### Exercise brief
Wherever the string "name" appears, copy the whole line.

### Excerpts from a figure dataset
__________________________________________________
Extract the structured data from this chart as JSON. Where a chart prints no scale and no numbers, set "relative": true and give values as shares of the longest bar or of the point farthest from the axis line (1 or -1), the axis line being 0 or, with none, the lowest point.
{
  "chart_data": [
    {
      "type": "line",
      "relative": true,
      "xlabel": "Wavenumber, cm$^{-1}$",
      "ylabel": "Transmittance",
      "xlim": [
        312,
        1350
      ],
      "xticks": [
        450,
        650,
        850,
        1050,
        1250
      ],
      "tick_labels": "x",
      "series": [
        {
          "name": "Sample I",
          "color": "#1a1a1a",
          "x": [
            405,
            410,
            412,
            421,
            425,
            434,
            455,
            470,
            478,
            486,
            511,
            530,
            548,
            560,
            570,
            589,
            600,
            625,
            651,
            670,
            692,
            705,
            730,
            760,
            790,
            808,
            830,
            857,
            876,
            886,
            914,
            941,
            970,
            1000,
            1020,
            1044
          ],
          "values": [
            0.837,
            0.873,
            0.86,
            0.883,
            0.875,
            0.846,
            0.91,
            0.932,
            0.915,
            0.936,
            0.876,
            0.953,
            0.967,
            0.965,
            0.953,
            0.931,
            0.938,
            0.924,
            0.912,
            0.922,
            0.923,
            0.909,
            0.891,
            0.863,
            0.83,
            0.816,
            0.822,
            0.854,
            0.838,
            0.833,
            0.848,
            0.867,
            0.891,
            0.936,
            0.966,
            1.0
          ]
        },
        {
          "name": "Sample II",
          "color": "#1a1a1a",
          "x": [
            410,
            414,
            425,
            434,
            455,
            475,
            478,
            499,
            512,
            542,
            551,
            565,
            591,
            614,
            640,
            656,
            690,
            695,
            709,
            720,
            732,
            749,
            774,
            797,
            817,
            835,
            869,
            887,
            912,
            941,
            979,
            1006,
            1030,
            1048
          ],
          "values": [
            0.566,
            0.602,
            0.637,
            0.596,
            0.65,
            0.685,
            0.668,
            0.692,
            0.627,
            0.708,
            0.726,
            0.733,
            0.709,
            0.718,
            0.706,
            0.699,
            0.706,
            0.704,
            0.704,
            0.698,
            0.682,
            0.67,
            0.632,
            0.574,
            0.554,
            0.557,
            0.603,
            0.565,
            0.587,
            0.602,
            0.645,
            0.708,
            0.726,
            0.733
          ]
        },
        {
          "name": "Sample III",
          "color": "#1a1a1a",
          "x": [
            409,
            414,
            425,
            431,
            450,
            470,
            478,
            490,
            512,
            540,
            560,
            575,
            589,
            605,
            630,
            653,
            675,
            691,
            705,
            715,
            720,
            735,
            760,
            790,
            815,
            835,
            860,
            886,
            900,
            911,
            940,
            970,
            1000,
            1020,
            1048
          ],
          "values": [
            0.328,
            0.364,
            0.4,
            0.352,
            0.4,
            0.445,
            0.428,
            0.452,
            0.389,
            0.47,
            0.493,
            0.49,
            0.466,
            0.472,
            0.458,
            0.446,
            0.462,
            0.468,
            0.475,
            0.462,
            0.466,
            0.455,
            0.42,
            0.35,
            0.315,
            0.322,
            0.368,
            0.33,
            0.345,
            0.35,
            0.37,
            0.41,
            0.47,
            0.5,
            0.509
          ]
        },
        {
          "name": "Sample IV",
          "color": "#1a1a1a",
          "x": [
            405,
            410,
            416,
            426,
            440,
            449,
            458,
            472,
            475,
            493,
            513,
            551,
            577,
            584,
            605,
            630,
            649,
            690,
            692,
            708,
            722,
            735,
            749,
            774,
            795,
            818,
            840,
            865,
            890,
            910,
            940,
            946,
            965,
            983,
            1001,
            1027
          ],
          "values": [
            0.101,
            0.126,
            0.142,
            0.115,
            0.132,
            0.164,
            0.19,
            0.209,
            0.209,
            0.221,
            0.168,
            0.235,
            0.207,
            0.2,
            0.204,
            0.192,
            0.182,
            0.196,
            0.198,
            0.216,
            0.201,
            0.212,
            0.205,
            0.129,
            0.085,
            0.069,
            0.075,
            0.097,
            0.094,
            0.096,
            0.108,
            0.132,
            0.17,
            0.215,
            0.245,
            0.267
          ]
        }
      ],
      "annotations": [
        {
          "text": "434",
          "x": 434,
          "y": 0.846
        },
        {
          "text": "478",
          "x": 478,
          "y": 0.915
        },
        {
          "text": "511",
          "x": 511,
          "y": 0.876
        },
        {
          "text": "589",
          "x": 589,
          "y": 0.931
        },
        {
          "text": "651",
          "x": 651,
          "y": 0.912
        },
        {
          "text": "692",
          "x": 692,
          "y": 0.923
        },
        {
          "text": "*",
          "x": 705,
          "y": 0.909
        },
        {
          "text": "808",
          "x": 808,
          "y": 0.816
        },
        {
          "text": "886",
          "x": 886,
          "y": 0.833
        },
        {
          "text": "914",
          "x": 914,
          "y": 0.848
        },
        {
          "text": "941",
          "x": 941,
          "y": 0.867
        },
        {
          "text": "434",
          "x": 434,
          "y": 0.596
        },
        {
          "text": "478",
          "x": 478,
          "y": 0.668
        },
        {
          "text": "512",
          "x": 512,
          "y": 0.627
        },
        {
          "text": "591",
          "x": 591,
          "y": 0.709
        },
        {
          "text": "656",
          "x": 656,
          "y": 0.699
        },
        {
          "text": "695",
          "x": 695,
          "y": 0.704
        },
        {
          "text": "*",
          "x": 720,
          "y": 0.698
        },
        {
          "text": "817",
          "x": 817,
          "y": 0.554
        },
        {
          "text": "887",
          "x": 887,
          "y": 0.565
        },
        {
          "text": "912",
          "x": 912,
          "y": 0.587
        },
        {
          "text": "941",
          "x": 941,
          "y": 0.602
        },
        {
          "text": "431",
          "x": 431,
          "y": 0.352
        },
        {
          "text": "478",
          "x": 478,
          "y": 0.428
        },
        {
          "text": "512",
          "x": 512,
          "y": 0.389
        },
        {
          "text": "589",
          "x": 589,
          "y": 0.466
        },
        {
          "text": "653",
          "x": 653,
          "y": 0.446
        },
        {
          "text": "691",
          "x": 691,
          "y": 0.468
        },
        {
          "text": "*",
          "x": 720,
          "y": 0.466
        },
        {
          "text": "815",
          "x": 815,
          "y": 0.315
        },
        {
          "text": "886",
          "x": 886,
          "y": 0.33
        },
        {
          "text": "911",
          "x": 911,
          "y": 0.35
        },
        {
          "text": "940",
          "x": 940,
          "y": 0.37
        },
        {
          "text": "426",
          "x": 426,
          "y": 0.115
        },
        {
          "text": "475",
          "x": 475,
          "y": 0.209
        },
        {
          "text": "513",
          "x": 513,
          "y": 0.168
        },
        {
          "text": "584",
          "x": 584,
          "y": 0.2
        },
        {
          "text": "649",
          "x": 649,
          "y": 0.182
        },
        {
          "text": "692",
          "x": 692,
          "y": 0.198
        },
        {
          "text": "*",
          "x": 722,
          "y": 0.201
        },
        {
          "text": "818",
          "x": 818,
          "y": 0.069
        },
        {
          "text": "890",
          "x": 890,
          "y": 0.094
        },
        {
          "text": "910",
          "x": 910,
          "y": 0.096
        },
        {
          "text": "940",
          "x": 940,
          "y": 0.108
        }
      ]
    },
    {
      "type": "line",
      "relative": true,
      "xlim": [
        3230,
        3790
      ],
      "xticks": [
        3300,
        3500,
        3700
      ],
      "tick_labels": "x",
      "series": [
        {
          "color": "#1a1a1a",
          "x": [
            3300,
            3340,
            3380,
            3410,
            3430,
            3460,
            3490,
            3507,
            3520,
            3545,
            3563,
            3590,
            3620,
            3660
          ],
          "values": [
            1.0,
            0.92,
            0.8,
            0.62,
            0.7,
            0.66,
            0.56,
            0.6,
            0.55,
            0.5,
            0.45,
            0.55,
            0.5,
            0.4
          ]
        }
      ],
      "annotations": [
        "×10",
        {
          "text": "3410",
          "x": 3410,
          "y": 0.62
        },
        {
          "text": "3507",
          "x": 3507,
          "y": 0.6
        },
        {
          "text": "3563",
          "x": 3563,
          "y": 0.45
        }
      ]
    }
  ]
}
__________________________________________________
### Reply to the task
          "name": "Sample I",
          "name": "Sample II",
          "name": "Sample III",
          "name": "Sample IV",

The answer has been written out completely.